Set task:
Copy out, from the entries below, each line holding the string "Vega".

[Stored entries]
------------------------
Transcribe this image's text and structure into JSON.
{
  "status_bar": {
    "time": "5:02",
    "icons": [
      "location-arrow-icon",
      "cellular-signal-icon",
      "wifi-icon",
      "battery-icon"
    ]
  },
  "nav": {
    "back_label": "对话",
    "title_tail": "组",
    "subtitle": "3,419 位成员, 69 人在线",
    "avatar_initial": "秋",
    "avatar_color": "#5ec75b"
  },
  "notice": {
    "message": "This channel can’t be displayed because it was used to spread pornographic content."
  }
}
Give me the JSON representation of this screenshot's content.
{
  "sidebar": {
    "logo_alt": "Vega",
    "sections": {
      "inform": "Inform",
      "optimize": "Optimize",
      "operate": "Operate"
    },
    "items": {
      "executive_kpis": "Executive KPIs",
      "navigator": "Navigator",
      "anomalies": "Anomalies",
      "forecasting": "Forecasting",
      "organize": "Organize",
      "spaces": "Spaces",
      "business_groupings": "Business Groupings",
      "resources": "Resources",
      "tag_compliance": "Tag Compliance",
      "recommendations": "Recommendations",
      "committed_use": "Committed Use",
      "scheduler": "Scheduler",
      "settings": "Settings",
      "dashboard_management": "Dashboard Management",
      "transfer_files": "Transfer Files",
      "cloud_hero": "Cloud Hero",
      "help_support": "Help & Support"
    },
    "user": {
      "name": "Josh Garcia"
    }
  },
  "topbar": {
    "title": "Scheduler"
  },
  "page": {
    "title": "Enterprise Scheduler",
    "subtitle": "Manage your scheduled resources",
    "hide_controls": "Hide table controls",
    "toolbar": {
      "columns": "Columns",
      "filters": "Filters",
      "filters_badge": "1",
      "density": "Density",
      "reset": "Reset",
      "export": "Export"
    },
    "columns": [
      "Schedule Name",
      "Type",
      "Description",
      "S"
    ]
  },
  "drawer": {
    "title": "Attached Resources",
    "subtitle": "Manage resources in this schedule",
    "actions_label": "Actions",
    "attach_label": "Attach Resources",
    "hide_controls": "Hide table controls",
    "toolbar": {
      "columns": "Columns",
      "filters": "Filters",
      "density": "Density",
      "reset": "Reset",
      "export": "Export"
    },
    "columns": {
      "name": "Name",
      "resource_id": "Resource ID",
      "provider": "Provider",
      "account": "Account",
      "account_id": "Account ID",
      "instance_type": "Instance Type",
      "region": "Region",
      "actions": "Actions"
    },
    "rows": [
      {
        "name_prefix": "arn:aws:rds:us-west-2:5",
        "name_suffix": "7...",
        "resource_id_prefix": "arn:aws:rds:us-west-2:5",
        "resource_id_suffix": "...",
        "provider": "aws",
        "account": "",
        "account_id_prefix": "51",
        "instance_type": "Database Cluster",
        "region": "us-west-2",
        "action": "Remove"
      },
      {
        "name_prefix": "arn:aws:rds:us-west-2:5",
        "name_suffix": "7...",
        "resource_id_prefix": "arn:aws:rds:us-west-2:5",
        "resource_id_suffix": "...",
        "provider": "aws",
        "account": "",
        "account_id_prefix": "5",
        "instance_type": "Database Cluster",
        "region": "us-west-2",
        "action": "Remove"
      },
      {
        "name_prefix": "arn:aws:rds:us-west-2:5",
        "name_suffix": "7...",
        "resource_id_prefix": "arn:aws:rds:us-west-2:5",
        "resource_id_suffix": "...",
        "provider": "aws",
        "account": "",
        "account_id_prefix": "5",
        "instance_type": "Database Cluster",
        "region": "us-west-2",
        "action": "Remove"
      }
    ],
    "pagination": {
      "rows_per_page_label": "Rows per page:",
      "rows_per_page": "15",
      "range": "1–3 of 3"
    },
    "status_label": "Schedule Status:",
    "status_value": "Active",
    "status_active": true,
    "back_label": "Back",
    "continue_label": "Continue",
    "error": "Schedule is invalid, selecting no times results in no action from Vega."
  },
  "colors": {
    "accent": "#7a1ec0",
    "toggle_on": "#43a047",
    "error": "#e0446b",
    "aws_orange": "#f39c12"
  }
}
------------------------
Written answer:
    "logo_alt": "Vega",
    "error": "Schedule is invalid, selecting no times results in no action from Vega."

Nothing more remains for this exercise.